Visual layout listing

--

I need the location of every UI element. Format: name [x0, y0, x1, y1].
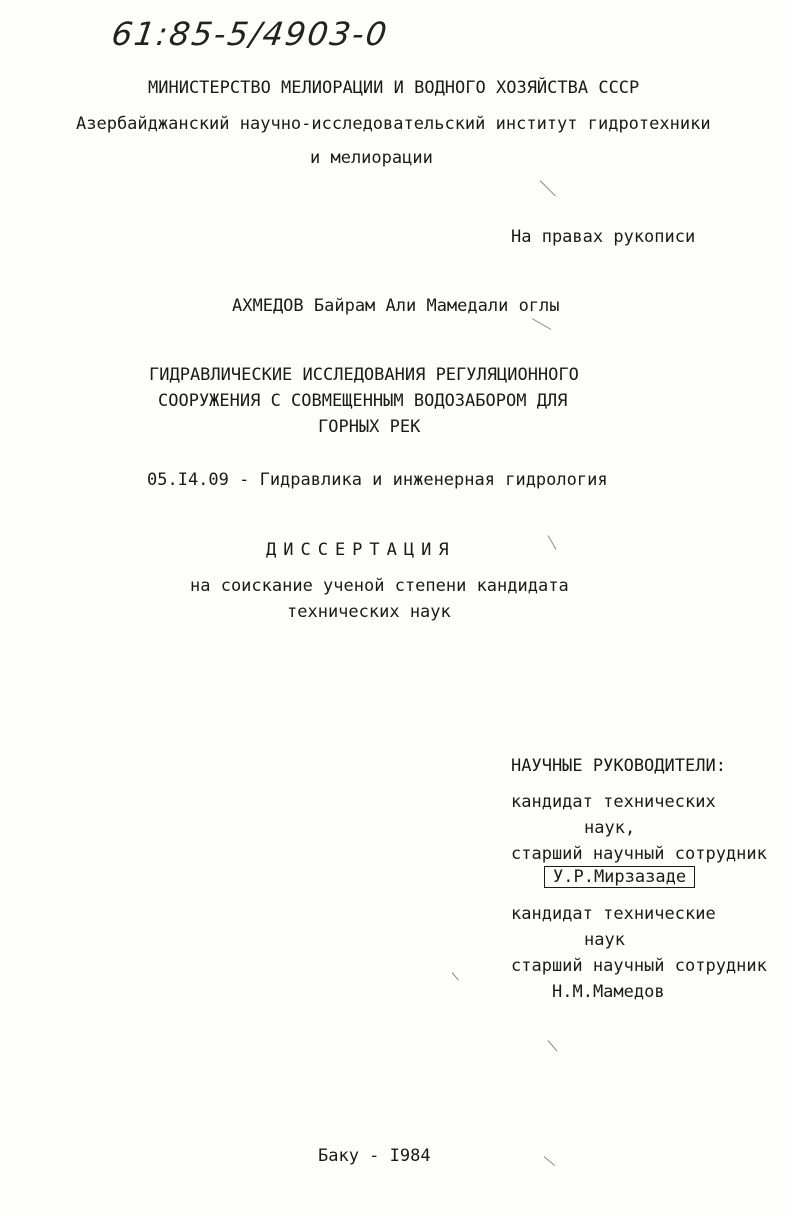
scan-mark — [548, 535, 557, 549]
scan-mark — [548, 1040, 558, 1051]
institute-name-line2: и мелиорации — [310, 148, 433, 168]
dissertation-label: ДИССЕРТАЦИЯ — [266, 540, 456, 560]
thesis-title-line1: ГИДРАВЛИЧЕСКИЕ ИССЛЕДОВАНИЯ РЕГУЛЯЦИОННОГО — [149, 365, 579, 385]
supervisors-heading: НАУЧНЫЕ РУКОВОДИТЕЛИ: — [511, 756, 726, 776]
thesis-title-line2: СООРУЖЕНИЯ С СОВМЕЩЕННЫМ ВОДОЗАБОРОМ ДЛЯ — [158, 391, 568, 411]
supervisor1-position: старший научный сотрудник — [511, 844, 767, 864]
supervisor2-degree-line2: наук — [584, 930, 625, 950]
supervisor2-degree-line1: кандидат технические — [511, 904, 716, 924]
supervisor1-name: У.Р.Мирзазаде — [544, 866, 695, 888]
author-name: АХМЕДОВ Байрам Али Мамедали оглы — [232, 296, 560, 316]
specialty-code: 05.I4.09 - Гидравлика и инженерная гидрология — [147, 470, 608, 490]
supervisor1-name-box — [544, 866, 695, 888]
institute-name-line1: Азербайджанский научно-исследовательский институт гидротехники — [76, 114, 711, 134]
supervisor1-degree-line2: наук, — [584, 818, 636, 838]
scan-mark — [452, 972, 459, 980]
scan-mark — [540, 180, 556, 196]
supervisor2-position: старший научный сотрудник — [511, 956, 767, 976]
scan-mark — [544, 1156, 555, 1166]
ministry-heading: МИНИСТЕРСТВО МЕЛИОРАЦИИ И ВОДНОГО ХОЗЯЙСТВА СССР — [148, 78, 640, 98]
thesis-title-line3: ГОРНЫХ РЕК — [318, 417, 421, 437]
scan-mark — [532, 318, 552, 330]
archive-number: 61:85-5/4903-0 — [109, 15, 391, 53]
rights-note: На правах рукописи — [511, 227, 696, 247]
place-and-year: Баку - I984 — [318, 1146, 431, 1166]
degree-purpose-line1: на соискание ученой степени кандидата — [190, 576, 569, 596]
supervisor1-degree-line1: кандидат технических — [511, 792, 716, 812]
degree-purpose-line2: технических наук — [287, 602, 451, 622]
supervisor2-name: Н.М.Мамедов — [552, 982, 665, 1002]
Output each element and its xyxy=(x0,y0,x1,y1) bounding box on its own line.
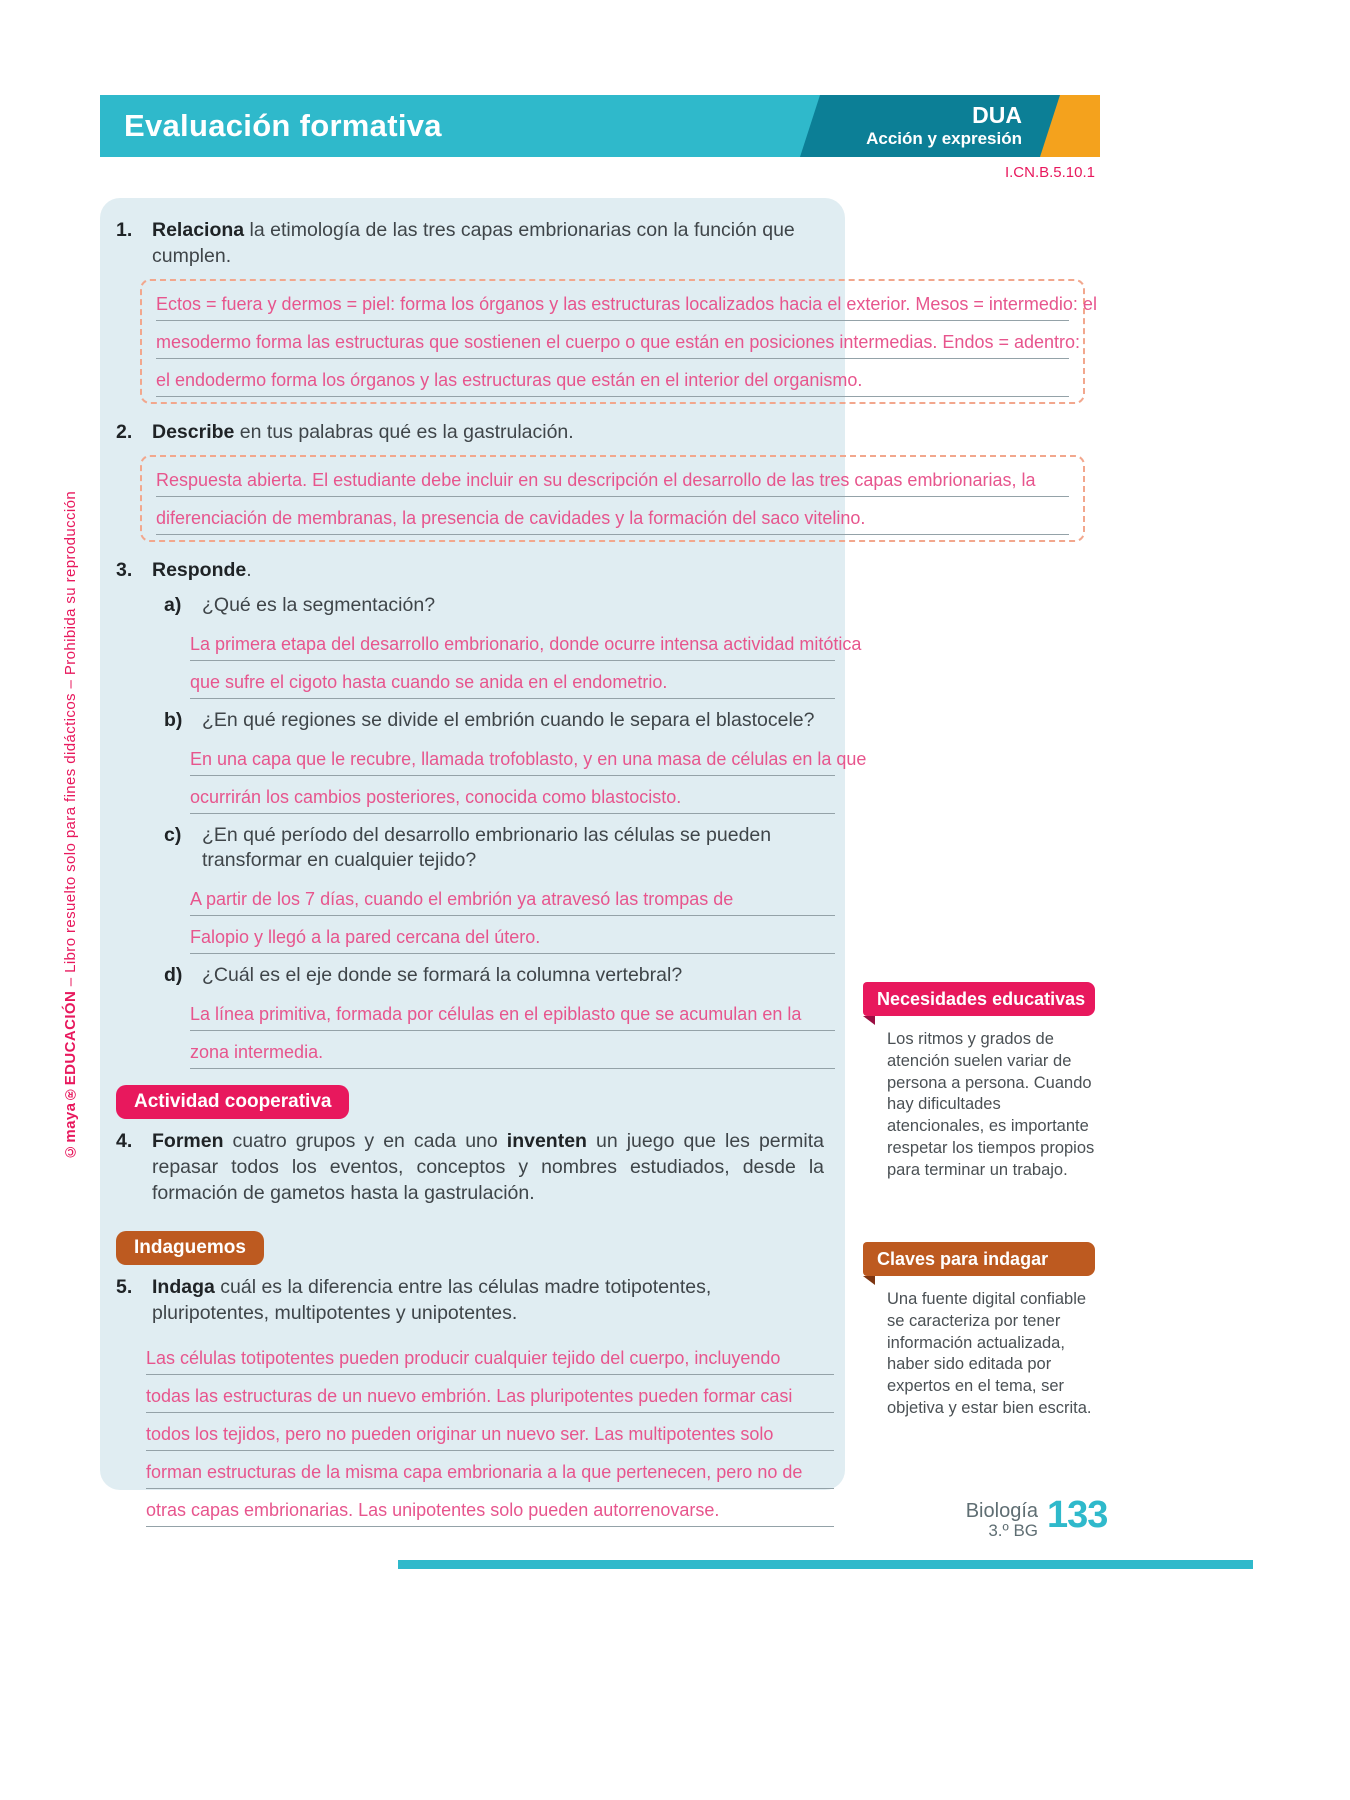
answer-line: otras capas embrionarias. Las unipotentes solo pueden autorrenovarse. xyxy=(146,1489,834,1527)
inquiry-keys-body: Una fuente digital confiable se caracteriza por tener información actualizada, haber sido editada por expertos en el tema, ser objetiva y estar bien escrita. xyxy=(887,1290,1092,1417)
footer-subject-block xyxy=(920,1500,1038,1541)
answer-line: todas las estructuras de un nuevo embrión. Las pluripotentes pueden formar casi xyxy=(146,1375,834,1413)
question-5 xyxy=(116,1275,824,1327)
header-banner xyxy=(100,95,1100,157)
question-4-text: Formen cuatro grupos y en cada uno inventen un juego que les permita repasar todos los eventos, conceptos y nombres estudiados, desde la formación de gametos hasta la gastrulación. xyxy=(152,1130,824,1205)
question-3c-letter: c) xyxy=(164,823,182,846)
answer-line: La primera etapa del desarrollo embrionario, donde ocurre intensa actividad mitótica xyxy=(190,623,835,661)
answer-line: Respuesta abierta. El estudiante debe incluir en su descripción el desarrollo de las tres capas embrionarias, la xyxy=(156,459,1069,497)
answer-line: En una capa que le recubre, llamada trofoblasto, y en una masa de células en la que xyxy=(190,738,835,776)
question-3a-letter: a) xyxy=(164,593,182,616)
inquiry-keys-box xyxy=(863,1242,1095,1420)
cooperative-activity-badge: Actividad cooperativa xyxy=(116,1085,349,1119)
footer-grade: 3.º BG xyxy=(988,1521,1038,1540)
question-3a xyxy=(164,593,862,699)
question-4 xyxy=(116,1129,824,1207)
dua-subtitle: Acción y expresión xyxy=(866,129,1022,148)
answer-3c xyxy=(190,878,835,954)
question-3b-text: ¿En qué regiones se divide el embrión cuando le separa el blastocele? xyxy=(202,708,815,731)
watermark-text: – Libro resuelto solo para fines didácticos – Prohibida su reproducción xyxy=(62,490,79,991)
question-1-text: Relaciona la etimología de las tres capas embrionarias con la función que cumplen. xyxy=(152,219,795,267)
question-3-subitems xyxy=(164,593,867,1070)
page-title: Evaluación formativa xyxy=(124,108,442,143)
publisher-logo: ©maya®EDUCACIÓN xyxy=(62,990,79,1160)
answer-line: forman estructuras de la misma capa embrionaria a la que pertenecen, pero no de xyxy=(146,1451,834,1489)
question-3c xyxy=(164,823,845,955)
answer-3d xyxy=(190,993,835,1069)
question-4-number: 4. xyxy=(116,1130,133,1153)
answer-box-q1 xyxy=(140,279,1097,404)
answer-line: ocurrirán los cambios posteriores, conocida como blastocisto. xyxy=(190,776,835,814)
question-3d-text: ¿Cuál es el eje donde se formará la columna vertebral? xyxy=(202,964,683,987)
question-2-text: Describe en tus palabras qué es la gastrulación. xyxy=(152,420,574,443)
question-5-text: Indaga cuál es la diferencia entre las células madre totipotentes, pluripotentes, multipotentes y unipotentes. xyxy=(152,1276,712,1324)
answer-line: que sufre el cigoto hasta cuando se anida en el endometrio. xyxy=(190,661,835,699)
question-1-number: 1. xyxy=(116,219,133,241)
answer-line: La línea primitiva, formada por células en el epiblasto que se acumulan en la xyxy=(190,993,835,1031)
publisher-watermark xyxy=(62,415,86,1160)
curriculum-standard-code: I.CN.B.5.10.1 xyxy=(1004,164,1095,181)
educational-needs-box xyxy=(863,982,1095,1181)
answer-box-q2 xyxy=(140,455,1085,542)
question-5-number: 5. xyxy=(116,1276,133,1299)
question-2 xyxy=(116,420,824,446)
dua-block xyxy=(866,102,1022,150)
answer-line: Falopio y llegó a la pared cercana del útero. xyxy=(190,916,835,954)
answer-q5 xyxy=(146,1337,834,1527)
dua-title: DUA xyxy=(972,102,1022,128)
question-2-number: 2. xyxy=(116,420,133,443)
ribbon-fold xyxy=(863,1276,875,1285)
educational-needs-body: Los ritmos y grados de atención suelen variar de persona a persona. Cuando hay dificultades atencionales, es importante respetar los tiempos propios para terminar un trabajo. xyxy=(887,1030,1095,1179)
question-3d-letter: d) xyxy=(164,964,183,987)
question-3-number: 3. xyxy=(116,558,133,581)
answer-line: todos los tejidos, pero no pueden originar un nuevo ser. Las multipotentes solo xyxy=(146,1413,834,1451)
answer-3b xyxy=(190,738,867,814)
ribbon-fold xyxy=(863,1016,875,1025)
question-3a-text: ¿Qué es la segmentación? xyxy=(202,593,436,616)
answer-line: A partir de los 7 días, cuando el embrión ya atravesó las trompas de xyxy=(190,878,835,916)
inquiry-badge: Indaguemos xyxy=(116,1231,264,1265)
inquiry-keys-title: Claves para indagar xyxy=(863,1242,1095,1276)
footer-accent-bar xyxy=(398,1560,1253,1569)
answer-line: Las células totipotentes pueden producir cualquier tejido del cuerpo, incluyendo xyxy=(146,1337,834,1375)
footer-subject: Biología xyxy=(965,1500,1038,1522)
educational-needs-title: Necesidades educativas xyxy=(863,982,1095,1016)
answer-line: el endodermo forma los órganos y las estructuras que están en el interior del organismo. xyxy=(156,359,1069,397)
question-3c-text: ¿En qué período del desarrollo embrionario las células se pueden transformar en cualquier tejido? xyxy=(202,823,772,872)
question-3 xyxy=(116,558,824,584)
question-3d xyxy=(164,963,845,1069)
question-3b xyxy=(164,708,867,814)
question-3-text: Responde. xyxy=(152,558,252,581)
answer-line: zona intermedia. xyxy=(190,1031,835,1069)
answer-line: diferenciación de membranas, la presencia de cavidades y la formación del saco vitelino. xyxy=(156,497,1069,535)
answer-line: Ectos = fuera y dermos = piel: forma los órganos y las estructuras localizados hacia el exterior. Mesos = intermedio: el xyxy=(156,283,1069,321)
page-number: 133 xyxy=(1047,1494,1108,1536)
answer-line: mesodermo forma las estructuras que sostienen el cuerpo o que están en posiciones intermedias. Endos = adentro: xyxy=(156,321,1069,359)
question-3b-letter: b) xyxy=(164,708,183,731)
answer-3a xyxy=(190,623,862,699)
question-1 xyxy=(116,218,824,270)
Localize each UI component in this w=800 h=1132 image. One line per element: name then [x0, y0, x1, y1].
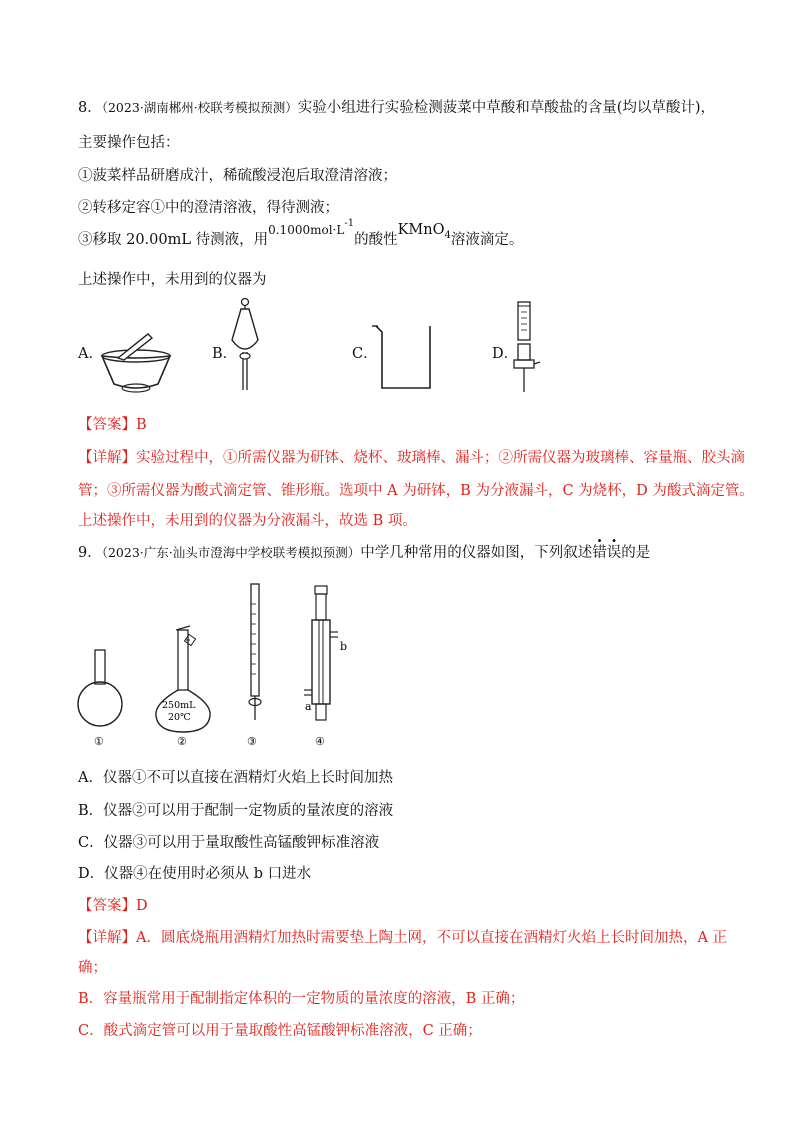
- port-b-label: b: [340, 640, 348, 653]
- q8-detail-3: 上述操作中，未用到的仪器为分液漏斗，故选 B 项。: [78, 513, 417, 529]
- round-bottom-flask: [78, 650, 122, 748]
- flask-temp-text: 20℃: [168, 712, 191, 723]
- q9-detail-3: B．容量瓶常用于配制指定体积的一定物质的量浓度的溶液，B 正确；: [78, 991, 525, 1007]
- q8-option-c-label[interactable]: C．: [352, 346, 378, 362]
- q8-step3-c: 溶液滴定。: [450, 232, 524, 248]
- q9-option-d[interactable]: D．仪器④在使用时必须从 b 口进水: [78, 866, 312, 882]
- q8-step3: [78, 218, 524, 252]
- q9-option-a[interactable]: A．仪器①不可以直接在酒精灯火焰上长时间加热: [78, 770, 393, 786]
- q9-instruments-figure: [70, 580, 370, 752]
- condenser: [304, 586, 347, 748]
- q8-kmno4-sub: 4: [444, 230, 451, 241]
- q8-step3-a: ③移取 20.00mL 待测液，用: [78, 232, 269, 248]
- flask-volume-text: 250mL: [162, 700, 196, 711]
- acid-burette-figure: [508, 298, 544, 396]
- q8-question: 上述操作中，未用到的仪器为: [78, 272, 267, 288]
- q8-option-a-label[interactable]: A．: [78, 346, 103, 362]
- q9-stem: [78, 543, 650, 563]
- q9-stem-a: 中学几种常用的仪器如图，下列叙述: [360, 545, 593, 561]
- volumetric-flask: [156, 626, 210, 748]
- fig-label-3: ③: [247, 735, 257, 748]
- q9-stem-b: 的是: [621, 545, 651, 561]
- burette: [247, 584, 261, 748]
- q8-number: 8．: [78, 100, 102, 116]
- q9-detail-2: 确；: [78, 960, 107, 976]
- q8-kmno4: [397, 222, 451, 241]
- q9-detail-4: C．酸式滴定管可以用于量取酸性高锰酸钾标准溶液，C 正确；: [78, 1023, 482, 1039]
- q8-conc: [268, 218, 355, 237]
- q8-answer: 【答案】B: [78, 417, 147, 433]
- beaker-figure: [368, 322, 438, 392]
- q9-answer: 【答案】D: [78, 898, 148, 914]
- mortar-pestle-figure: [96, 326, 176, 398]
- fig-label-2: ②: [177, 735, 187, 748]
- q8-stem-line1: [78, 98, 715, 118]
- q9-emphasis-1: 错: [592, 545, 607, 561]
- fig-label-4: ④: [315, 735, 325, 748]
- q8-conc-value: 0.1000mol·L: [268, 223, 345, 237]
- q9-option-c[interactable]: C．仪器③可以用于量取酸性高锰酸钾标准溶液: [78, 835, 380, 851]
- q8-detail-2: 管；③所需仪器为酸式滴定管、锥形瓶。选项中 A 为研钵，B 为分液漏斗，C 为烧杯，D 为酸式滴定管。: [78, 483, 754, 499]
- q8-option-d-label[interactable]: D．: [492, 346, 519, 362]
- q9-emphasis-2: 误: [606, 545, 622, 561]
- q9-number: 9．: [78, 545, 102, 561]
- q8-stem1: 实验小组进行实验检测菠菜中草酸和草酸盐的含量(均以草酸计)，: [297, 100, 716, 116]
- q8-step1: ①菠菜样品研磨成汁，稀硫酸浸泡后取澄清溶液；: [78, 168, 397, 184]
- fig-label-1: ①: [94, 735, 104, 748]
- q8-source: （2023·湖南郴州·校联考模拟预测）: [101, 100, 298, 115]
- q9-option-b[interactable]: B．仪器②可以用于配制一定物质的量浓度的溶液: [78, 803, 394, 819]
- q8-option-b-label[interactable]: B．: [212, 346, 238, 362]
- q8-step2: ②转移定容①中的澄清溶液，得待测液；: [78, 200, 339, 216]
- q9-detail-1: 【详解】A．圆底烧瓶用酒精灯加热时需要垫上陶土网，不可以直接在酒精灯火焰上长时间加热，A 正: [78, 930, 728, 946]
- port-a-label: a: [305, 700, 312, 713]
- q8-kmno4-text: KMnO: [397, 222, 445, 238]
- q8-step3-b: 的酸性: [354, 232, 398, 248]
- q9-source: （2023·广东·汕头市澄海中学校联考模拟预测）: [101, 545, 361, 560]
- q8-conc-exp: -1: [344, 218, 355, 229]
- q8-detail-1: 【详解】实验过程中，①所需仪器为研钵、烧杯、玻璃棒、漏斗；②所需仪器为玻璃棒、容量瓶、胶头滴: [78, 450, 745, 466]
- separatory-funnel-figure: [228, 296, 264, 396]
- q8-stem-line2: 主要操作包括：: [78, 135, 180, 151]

--

- **THE REQUEST**: Return the lines of the listing from the line containing "answer-line: otras capas" through the line containing "header-banner xyxy=(100,95,1100,157)", inclusive, reproduced verbatim.

- **COMPLETE RESPONSE**:
answer-line: otras capas embrionarias. Las unipotentes solo pueden autorrenovarse. xyxy=(146,1489,834,1527)
inquiry-keys-body: Una fuente digital confiable se caracteriza por tener información actualizada, haber sido editada por expertos en el tema, ser objetiva y estar bien escrita. xyxy=(887,1290,1092,1417)
footer-subject-block xyxy=(920,1500,1038,1541)
answer-line: todas las estructuras de un nuevo embrión. Las pluripotentes pueden formar casi xyxy=(146,1375,834,1413)
question-5 xyxy=(116,1275,824,1327)
header-banner xyxy=(100,95,1100,157)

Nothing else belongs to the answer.